# [Set exercise]
Read the listing and extract each line that includes the word "baseline".

# [Provided material]

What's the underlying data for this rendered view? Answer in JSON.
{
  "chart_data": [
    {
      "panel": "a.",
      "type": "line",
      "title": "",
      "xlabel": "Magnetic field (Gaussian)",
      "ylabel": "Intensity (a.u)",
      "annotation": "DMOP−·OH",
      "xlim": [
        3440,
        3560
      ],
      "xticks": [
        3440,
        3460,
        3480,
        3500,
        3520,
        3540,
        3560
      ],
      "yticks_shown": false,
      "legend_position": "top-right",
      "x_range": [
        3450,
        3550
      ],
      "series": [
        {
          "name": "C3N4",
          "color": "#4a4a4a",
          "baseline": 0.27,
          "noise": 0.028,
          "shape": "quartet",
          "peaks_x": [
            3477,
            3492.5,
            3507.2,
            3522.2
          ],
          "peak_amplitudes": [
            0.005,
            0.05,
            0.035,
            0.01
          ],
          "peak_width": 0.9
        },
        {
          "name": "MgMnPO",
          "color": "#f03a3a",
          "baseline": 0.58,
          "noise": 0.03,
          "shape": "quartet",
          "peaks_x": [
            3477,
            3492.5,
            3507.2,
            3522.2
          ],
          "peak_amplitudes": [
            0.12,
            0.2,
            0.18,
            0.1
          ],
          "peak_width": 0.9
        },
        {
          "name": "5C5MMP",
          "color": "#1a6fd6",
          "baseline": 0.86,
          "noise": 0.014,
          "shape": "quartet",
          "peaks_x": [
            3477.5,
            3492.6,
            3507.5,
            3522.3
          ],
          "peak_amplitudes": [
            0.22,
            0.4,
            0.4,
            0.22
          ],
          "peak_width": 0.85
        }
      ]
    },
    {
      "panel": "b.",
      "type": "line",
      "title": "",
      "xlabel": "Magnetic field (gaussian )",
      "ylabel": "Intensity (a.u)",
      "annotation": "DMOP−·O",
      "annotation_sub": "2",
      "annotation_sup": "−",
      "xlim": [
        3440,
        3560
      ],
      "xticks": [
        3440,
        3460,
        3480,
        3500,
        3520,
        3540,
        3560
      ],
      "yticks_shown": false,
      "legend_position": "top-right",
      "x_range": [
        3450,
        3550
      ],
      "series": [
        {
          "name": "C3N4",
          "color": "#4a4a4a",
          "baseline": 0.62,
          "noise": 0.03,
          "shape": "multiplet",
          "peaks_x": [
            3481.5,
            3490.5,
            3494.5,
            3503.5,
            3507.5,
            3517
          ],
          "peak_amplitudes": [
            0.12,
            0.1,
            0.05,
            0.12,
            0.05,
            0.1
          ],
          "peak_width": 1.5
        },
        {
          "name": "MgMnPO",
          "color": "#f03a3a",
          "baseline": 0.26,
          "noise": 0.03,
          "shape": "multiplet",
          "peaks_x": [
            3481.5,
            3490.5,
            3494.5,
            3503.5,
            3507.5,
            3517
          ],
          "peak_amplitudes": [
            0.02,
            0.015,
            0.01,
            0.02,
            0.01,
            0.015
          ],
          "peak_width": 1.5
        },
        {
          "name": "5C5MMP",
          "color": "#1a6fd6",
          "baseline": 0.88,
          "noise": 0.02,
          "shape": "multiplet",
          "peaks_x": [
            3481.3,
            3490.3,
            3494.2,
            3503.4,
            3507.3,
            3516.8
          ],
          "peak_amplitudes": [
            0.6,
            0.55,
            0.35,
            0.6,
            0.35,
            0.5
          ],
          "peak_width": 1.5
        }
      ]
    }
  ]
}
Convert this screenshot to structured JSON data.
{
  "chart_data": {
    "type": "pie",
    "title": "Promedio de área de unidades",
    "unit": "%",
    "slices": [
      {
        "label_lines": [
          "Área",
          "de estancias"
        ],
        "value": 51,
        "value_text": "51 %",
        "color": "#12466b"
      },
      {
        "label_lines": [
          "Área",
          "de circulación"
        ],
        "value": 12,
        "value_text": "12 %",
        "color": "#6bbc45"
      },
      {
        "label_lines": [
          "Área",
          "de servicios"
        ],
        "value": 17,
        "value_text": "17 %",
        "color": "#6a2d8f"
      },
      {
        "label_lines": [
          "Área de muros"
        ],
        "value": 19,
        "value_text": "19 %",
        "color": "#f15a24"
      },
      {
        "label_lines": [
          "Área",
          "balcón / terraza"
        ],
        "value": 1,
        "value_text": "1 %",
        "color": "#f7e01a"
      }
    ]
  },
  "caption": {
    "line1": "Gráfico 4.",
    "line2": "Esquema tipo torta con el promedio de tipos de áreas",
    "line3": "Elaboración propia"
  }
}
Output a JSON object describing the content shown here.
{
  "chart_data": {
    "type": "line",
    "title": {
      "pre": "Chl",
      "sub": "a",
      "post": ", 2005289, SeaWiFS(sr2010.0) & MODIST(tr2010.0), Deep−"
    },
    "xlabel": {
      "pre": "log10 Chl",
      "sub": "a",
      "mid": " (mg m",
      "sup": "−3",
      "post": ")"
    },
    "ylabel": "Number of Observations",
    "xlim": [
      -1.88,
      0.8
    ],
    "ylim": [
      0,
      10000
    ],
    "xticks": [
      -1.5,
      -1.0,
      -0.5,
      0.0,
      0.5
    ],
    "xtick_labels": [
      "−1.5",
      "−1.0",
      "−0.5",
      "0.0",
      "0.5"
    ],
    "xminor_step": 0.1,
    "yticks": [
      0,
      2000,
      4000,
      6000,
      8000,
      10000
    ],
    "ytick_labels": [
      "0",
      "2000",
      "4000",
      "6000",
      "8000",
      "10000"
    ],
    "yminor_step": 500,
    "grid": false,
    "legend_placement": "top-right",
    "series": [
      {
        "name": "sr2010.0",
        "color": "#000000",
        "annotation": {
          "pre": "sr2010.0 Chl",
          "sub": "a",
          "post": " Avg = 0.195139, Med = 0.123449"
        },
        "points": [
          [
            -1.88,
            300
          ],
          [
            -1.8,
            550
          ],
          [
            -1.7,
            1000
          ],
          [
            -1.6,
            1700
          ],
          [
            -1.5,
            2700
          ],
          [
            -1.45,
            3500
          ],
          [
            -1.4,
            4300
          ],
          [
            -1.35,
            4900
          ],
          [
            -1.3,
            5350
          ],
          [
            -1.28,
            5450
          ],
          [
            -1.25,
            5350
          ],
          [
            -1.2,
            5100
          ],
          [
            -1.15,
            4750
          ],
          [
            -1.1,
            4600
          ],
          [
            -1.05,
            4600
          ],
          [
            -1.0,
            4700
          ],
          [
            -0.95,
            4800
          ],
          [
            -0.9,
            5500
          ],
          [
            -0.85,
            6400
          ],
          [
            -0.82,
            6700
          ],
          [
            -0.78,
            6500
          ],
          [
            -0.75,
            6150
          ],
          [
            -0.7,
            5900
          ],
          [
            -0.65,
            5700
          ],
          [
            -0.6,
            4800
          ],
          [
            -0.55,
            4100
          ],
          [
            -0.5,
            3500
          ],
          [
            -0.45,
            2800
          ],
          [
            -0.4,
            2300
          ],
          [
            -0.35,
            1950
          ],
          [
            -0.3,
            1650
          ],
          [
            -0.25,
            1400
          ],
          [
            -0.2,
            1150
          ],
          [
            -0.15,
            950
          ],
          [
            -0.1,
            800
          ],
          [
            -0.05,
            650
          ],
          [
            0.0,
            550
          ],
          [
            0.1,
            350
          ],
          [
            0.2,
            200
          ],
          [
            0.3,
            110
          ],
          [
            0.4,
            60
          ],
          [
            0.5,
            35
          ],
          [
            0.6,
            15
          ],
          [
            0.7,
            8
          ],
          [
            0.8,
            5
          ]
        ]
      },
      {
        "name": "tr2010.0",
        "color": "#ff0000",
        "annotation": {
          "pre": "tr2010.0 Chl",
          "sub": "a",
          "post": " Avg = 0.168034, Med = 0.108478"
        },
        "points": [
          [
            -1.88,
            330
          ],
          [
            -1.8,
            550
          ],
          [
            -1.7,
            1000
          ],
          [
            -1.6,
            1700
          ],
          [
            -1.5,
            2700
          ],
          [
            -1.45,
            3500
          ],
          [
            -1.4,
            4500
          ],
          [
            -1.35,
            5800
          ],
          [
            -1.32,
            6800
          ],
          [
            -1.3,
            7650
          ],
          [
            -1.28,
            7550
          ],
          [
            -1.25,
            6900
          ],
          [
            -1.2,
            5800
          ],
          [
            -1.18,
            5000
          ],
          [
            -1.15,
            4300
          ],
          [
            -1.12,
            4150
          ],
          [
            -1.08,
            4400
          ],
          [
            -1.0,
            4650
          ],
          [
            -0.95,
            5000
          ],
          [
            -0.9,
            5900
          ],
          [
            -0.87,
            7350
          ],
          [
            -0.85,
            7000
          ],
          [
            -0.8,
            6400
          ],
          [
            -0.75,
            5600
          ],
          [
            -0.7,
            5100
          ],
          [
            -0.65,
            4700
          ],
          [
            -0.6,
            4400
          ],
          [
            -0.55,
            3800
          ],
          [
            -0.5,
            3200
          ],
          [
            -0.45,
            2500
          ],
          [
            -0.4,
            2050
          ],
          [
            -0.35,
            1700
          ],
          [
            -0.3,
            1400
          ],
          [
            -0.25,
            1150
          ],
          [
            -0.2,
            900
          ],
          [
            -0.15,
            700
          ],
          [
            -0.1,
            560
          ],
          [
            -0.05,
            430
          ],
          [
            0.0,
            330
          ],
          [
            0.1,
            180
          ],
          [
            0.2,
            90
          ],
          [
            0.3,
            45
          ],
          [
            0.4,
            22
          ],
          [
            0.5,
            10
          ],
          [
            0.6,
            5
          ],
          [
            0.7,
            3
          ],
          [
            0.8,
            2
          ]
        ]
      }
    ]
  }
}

# [Result for this exercise]
          "baseline": 0.27,
          "baseline": 0.58,
          "baseline": 0.86,
          "baseline": 0.62,
          "baseline": 0.26,
          "baseline": 0.88,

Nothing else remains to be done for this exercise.